AIM OF THE EXERCISE:
Look for the string "between" and copy every line that has it.

[Part of a data file]
────────────────

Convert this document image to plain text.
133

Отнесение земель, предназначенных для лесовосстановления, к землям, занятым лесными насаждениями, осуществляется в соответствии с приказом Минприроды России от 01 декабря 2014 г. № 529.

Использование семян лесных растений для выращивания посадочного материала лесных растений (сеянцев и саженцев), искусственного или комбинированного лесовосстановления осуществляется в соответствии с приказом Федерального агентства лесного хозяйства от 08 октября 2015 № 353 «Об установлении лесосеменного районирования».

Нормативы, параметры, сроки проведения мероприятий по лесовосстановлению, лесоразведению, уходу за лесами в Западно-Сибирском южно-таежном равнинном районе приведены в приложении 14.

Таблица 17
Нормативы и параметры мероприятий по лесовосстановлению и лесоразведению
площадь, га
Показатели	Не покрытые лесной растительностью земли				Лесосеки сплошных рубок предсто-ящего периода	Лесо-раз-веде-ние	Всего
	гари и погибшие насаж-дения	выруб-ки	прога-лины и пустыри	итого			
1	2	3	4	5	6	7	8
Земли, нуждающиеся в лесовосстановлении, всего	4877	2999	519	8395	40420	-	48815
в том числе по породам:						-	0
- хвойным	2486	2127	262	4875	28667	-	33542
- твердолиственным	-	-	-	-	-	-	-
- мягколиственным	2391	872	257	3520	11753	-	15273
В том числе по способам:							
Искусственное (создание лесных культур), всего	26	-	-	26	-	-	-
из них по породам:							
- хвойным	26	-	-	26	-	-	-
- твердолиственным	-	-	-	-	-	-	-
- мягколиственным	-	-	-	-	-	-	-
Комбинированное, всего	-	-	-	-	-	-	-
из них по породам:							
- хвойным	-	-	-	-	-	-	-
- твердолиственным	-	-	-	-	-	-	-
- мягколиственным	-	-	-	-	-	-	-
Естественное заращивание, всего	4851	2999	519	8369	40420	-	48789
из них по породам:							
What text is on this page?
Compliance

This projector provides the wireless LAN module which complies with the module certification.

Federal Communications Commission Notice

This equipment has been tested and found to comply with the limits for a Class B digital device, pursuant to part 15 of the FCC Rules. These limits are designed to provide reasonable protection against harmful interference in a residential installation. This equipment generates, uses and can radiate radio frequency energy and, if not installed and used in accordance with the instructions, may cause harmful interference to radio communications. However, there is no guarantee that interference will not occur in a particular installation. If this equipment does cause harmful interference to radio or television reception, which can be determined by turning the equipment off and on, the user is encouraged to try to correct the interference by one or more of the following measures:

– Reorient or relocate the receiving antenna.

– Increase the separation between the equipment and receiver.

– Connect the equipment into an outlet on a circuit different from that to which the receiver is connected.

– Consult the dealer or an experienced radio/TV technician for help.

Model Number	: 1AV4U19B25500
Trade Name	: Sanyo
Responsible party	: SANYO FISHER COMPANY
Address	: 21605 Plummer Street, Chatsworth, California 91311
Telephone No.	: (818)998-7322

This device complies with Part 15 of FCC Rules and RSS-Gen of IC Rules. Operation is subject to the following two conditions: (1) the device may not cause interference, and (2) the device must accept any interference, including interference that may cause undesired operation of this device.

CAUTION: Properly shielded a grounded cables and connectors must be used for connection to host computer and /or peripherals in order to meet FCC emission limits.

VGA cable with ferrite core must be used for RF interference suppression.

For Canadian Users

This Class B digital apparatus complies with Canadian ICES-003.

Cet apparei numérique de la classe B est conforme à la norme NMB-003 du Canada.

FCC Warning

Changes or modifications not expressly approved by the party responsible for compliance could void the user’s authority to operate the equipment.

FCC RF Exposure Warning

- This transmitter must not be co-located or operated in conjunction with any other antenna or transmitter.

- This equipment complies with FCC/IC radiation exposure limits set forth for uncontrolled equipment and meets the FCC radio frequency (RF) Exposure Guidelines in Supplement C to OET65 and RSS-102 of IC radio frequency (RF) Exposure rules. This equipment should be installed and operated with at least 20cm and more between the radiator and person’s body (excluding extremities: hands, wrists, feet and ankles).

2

────────────────

RESULT:
– Increase the separation between the equipment and receiver.
- This equipment complies with FCC/IC radiation exposure limits set forth for uncontrolled equipment and meets the FCC radio frequency (RF) Exposure Guidelines in Supplement C to OET65 and RSS-102 of IC radio frequency (RF) Exposure rules. This equipment should be installed and operated with at least 20cm and more between the radiator and person’s body (excluding extremities: hands, wrists, feet and ankles).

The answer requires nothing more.